:: EXTRACT ::
Re: Tom Van Flandern and Newtonian Gravity

From: Eugene (eugenev_at_synopsys.com)
Date: 09/05/04 

Date: Sat, 04 Sep 2004 18:43:12 -0700

Bilge wrote:
> Eugene:
> >Bilge wrote:
>
> >> Your statement that qed must be modified to figure out the speed at
> >> which the interaction propagates.
> >
> >I would appreciate if you give me a reference in which QED is used
> >to calculate time dynamics (not just S-matrix elements).
>
> First, how does that relate to your previous comment regarding the
> speed at which the interaction propagates? Second, I'll see what I can
> dig up.

It has very direct relation. Without time dynamics you cannot say
whether your interactions are retarded or instantaneous.

>
> >I have a couple
> >of references where author speaks about calculating the speed of
> >propagation of signals in QED. (e.g., M.I. Shirokov,
> >Uspekhi Fiz. Nauk 124 (1978), p. 697. There should be English
> >translation in Sov. Phys. Uspekhi) I maintain that his approach is
> >wrong. In its current form, QED cannot do that. If you like, we
> >can discuss this paper.
>
> >> You've simply ignored the infinite part and the fact that the
> >> qed hamiltonian may be used to do the same thing.
> >
> >No, I didn't
>
> How do ``clothed operaters'' differ from ``dressed fields'' apart from
> semantics?
:::
:: RECORD EXCERPTS ::
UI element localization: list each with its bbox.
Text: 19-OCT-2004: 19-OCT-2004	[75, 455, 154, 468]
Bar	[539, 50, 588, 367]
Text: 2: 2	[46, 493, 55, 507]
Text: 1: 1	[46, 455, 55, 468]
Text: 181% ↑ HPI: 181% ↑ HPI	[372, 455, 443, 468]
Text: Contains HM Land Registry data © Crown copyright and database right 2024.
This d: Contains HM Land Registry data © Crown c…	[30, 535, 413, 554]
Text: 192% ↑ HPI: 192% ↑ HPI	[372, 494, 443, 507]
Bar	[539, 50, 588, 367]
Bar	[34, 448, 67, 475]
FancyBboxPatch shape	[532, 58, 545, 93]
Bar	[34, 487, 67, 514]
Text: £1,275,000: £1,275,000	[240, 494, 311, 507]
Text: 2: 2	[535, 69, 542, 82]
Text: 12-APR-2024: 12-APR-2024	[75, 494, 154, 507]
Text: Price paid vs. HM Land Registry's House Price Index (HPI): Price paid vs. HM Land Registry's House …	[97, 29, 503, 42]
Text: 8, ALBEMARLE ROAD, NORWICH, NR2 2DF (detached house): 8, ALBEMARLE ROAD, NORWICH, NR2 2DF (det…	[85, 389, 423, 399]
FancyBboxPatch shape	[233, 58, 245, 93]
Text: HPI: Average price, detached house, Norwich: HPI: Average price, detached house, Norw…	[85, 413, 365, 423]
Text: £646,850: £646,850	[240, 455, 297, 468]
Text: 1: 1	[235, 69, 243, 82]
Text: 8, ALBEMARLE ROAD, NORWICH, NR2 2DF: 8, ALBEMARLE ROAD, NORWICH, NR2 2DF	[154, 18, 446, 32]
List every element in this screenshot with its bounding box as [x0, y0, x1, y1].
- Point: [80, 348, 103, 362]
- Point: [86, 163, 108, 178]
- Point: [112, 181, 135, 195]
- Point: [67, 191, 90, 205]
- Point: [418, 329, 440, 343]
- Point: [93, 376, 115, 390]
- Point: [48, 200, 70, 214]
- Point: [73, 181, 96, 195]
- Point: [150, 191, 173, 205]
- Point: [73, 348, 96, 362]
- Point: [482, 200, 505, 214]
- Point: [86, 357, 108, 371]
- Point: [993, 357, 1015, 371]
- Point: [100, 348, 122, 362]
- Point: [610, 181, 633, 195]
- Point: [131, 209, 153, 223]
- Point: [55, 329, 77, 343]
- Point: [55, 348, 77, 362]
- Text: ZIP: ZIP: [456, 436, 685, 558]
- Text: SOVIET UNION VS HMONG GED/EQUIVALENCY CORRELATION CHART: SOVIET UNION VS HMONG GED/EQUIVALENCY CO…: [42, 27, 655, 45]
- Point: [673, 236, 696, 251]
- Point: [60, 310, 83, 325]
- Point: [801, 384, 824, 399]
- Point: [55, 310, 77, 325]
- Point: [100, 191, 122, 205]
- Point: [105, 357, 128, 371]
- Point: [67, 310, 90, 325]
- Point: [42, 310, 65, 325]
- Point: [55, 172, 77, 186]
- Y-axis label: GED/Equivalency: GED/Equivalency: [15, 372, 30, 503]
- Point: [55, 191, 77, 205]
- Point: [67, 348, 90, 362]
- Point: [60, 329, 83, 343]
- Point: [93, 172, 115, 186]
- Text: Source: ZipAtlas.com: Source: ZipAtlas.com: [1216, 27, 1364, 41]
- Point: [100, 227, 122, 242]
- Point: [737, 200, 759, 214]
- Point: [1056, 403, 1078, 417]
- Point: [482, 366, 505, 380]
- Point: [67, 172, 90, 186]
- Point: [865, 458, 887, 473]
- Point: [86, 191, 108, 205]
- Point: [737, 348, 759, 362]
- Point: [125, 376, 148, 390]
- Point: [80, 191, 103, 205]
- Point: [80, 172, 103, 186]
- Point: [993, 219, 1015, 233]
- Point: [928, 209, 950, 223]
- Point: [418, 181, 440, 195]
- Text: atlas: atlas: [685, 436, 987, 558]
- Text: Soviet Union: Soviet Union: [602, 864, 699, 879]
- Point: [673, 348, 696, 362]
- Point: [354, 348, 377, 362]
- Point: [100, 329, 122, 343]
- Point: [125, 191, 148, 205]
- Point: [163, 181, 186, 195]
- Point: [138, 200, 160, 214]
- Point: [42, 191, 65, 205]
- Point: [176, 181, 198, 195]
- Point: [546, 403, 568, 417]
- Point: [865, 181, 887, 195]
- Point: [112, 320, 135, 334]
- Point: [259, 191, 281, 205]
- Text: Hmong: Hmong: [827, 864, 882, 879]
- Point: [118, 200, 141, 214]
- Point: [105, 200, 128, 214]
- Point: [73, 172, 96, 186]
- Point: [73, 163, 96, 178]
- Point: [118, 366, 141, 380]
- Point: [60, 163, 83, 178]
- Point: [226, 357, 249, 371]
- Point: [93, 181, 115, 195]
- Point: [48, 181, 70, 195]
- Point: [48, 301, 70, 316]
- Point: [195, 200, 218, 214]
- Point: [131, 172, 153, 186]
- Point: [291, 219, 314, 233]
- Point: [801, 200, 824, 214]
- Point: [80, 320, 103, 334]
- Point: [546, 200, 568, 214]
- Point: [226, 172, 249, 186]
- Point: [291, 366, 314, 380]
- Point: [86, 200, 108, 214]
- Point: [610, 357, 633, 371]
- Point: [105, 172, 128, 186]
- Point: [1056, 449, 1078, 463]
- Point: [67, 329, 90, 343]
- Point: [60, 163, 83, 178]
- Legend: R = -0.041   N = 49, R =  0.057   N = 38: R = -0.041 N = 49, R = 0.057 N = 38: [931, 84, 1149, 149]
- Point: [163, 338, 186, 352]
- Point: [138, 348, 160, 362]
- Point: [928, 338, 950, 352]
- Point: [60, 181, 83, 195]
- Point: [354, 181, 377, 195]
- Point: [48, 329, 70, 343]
:::
Resume the forum reply about QED and the speed of interactions, starting right after its last quoted line.

### RESPONSE BELOW
In my approach there are no fields. I use free electron and photon
fields to construct interaction Hamiltonian as j.A (in the Coulomb
  gauge). After that I discard fields and operate entirely with
particle creation and annihilation operators. This is sufficient to
predict any desired property: scattering, bound states, time
evolution, etc. "Dressing" transformation a la Greenberg and Schweber
is used to make a unitary transformation of the usual QED Hamiltonian
(with infinite counterterms) to a more physical form in which
1) there are no infinities, 2) the interaction terms are operators like
V(r1, p1, r2, p2) which depend on positions and momenta of particles
taken at the same time instant. In this "dressed" form the theory
describes real (not virtual) particles interacting via instantaneous
forces. All predictions of renormalized QED (S-matrix, Lamb's shifts,
etc.) are preserved

>
> >> >I do not care about gauge invariance, because it is not observable thing.
> >>
> >> I think you're confused regarding what is an ``observable thing''
> >> and what ``observable thing[s]' are due to something which is
> >> unobservable. If a system is rotationally invariant, it's orientation
> >> is an ``unobservable thing'', but the consequence is that a perfectly
> >> ``observable thing'' called angular momentum, is a conserved thing.
> >>
> >> Are you claiming that the substitution,
> >>
> >> \Psi -> \Psi' = \Psi\exp(-iS)
> >>
> >> alters physical observables? Assume S is a function of the spacetime
> >> coordinates. If the phase (i.e., gauge) is to be an ``unobservable
> >> thing'', it had better not appear in a momentum measurement, for
> >> example.
> >
> >What is \Psi here? If \Psi is wave function, then unitary transformation
> >\exp(-iS) changes physical properties of the state described by this
> >wave function.
>
> The whole point is that the field itself originates so that the
> lagrangian (or state or whatever you prefer) does _not_ change
> under that transformation.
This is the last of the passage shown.